**Part of a data file**
━━━━
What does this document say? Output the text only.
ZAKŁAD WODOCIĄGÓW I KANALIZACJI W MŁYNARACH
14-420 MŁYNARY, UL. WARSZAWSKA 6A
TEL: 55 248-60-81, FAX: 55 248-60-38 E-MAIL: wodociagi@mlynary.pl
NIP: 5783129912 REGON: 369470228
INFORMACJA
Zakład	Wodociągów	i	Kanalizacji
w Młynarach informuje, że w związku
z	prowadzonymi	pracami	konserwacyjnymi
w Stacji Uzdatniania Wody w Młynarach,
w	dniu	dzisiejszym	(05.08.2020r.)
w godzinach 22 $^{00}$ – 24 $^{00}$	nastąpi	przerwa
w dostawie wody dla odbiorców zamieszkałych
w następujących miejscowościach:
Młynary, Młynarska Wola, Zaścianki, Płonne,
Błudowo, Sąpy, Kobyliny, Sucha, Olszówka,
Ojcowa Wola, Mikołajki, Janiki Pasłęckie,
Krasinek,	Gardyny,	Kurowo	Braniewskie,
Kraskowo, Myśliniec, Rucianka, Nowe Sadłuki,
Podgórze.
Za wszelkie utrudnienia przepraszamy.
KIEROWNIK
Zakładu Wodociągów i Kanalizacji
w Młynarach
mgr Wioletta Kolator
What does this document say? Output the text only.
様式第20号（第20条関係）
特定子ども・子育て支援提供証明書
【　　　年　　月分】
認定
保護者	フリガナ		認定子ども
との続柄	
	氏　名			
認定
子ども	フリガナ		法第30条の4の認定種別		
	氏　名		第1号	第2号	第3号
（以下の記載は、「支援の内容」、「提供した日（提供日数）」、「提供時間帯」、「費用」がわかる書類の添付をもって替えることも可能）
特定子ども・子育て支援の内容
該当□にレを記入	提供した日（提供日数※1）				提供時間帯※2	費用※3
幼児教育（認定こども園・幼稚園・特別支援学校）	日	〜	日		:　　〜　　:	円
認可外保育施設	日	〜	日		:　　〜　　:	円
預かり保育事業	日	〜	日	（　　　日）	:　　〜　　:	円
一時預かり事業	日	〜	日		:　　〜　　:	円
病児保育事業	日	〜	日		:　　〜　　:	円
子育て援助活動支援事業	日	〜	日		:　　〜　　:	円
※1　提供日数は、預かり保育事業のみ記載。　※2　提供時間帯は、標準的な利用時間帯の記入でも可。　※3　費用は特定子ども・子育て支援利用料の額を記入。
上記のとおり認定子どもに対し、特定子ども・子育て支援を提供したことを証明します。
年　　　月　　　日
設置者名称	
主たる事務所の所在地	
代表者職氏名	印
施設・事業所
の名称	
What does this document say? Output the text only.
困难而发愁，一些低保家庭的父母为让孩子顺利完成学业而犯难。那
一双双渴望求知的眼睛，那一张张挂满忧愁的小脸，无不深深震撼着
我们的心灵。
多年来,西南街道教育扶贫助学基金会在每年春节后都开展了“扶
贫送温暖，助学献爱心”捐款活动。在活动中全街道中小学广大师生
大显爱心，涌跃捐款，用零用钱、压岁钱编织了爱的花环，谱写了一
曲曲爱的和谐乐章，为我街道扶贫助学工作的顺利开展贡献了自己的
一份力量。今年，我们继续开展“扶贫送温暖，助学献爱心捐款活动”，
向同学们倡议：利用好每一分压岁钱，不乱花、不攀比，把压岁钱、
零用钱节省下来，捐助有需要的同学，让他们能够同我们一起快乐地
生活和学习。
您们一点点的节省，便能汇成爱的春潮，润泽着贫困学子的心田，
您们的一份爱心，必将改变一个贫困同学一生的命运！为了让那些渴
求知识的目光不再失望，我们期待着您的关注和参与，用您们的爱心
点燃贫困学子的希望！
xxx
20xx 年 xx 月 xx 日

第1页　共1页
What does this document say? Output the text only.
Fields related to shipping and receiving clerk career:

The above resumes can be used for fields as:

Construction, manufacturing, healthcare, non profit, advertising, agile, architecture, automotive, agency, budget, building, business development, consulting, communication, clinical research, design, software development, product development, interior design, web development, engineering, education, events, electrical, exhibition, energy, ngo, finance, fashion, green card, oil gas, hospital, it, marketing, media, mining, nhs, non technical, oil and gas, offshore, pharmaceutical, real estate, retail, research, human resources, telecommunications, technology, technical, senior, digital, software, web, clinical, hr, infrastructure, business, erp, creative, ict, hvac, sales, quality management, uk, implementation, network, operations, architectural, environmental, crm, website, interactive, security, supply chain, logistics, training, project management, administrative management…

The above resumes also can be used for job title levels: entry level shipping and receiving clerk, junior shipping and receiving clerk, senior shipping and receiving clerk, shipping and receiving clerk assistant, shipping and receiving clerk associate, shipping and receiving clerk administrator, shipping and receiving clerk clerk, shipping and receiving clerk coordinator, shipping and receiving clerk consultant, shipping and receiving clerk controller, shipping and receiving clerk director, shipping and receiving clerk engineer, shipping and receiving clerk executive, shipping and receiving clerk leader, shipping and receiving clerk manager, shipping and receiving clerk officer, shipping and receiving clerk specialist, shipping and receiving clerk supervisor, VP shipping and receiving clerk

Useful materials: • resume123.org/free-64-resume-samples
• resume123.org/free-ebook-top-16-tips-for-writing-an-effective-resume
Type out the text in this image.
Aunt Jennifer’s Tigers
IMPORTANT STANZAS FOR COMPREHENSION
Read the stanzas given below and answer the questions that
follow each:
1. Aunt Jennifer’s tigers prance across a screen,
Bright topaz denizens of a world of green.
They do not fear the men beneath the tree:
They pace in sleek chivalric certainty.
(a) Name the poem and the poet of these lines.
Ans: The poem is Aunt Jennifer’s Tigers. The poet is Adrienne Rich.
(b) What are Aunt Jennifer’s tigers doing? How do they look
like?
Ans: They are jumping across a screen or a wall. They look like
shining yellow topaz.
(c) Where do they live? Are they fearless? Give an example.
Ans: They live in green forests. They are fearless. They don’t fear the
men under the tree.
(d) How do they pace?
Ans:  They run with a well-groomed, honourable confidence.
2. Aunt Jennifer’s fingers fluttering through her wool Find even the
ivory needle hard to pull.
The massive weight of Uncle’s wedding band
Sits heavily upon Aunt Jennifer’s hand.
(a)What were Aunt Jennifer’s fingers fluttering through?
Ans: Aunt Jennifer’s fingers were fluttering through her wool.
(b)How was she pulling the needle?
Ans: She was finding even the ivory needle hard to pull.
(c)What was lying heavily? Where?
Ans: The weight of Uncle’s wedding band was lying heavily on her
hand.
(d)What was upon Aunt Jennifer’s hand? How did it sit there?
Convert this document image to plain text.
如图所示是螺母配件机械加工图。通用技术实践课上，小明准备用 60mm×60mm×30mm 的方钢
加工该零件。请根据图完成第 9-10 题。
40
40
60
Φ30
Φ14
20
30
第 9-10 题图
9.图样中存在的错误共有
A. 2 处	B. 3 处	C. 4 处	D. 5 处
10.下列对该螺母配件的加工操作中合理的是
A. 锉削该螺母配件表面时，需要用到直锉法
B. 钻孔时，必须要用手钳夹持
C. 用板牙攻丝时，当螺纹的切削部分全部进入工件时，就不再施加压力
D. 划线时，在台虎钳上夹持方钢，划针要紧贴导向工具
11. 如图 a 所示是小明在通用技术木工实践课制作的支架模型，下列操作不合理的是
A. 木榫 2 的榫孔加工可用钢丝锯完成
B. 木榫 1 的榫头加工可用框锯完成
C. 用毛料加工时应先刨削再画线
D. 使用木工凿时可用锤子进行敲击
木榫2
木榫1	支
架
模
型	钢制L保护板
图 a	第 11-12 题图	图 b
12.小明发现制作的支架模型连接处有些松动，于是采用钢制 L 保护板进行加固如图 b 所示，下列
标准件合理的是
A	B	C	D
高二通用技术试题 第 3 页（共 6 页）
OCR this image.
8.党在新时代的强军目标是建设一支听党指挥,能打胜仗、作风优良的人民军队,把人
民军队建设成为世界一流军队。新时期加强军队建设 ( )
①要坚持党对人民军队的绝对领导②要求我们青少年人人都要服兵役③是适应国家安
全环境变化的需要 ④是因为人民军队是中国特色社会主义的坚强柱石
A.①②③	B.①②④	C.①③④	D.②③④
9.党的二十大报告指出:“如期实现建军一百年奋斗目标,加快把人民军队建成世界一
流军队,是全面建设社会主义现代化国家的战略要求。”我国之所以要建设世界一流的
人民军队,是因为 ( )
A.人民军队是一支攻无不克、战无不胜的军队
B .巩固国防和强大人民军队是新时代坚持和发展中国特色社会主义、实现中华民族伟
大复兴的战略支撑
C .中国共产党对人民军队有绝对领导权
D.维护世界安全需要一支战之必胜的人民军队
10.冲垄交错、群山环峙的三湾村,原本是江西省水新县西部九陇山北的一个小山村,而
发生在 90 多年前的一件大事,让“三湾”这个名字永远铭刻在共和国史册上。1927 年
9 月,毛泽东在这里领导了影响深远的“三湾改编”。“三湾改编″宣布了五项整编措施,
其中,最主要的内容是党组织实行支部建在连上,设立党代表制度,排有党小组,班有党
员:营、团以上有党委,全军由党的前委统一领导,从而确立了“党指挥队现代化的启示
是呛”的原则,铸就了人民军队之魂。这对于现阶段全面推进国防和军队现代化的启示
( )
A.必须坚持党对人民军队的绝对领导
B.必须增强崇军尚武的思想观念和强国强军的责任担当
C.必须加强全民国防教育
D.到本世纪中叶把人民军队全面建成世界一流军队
━━━━
**YOUR TASK**
Reply with the number of lines in the data that include the string "shipping" and nothing else.

**REPLY TO THE TASK**
2